| THE REQUEST |
Pictures aside, quote the whole listing exactly.

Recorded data
--- --- ---

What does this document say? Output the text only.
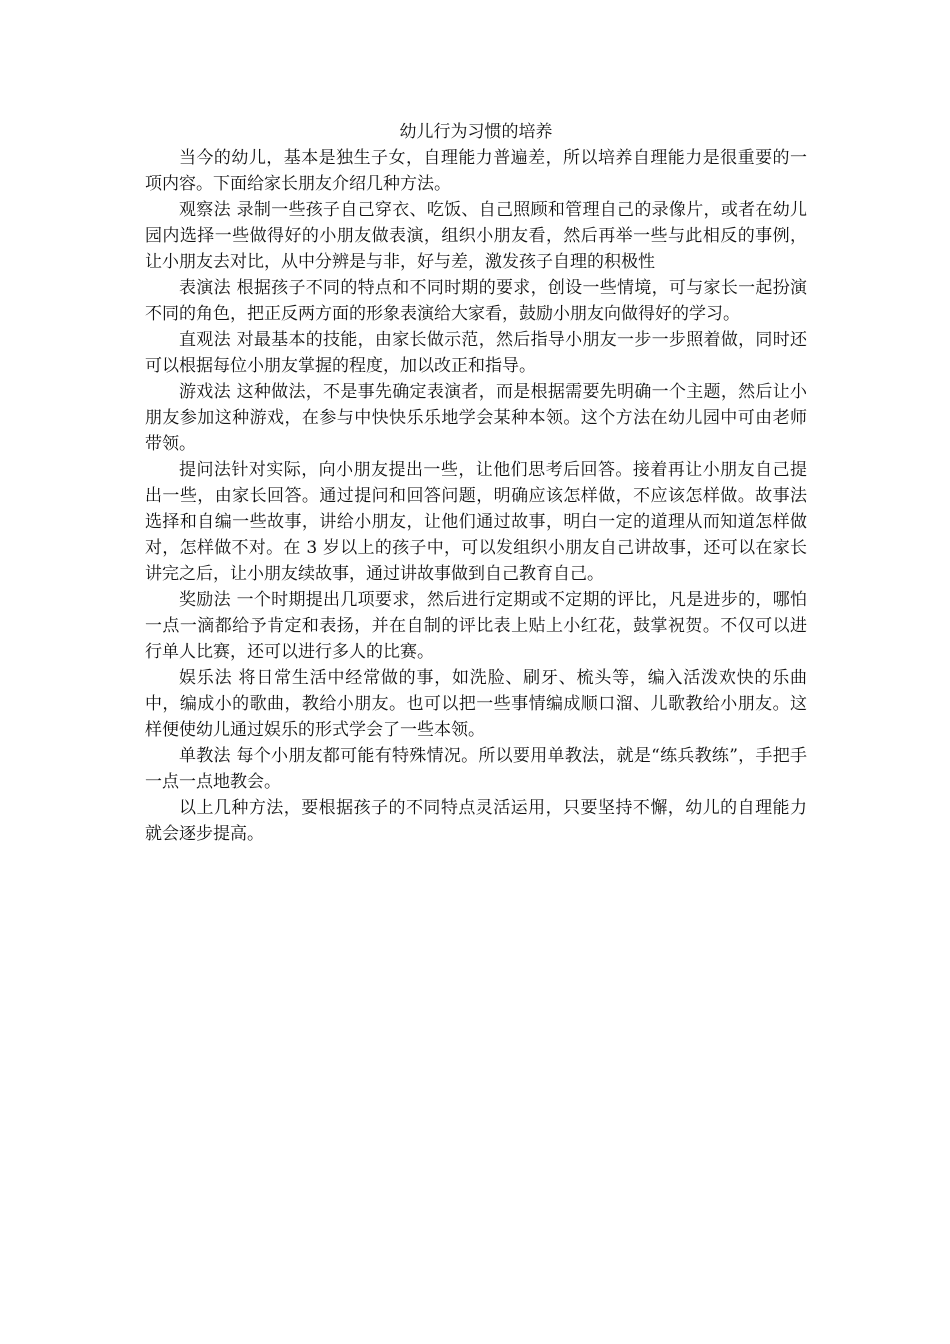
幼儿行为习惯的培养

当今的幼儿，基本是独生子女，自理能力普遍差，所以培养自理能力是很重要的一项内容。下面给家长朋友介绍几种方法。

观察法 录制一些孩子自己穿衣、吃饭、自己照顾和管理自己的录像片，或者在幼儿园内选择一些做得好的小朋友做表演，组织小朋友看，然后再举一些与此相反的事例，让小朋友去对比，从中分辨是与非，好与差，激发孩子自理的积极性

表演法 根据孩子不同的特点和不同时期的要求，创设一些情境，可与家长一起扮演不同的角色，把正反两方面的形象表演给大家看，鼓励小朋友向做得好的学习。

直观法 对最基本的技能，由家长做示范，然后指导小朋友一步一步照着做，同时还可以根据每位小朋友掌握的程度，加以改正和指导。

游戏法 这种做法，不是事先确定表演者，而是根据需要先明确一个主题，然后让小朋友参加这种游戏，在参与中快快乐乐地学会某种本领。这个方法在幼儿园中可由老师带领。

提问法针对实际，向小朋友提出一些，让他们思考后回答。接着再让小朋友自己提出一些，由家长回答。通过提问和回答问题，明确应该怎样做，不应该怎样做。故事法选择和自编一些故事，讲给小朋友，让他们通过故事，明白一定的道理从而知道怎样做对，怎样做不对。在 3 岁以上的孩子中，可以发组织小朋友自己讲故事，还可以在家长讲完之后，让小朋友续故事，通过讲故事做到自己教育自己。

奖励法 一个时期提出几项要求，然后进行定期或不定期的评比，凡是进步的，哪怕一点一滴都给予肯定和表扬，并在自制的评比表上贴上小红花，鼓掌祝贺。不仅可以进行单人比赛，还可以进行多人的比赛。

娱乐法 将日常生活中经常做的事，如洗脸、刷牙、梳头等，编入活泼欢快的乐曲中，编成小的歌曲，教给小朋友。也可以把一些事情编成顺口溜、儿歌教给小朋友。这样便使幼儿通过娱乐的形式学会了一些本领。

单教法 每个小朋友都可能有特殊情况。所以要用单教法，就是“练兵教练”，手把手一点一点地教会。

以上几种方法，要根据孩子的不同特点灵活运用，只要坚持不懈，幼儿的自理能力就会逐步提高。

--- --- ---

| EXERCISE SOLUTION |
What does this document say? Output the text only.
幼儿行为习惯的培养

当今的幼儿，基本是独生子女，自理能力普遍差，所以培养自理能力是很重要的一项内容。下面给家长朋友介绍几种方法。

观察法 录制一些孩子自己穿衣、吃饭、自己照顾和管理自己的录像片，或者在幼儿园内选择一些做得好的小朋友做表演，组织小朋友看，然后再举一些与此相反的事例，让小朋友去对比，从中分辨是与非，好与差，激发孩子自理的积极性

表演法 根据孩子不同的特点和不同时期的要求，创设一些情境，可与家长一起扮演不同的角色，把正反两方面的形象表演给大家看，鼓励小朋友向做得好的学习。

直观法 对最基本的技能，由家长做示范，然后指导小朋友一步一步照着做，同时还可以根据每位小朋友掌握的程度，加以改正和指导。

游戏法 这种做法，不是事先确定表演者，而是根据需要先明确一个主题，然后让小朋友参加这种游戏，在参与中快快乐乐地学会某种本领。这个方法在幼儿园中可由老师带领。

提问法针对实际，向小朋友提出一些，让他们思考后回答。接着再让小朋友自己提出一些，由家长回答。通过提问和回答问题，明确应该怎样做，不应该怎样做。故事法选择和自编一些故事，讲给小朋友，让他们通过故事，明白一定的道理从而知道怎样做对，怎样做不对。在 3 岁以上的孩子中，可以发组织小朋友自己讲故事，还可以在家长讲完之后，让小朋友续故事，通过讲故事做到自己教育自己。

奖励法 一个时期提出几项要求，然后进行定期或不定期的评比，凡是进步的，哪怕一点一滴都给予肯定和表扬，并在自制的评比表上贴上小红花，鼓掌祝贺。不仅可以进行单人比赛，还可以进行多人的比赛。

娱乐法 将日常生活中经常做的事，如洗脸、刷牙、梳头等，编入活泼欢快的乐曲中，编成小的歌曲，教给小朋友。也可以把一些事情编成顺口溜、儿歌教给小朋友。这样便使幼儿通过娱乐的形式学会了一些本领。

单教法 每个小朋友都可能有特殊情况。所以要用单教法，就是“练兵教练”，手把手一点一点地教会。

以上几种方法，要根据孩子的不同特点灵活运用，只要坚持不懈，幼儿的自理能力就会逐步提高。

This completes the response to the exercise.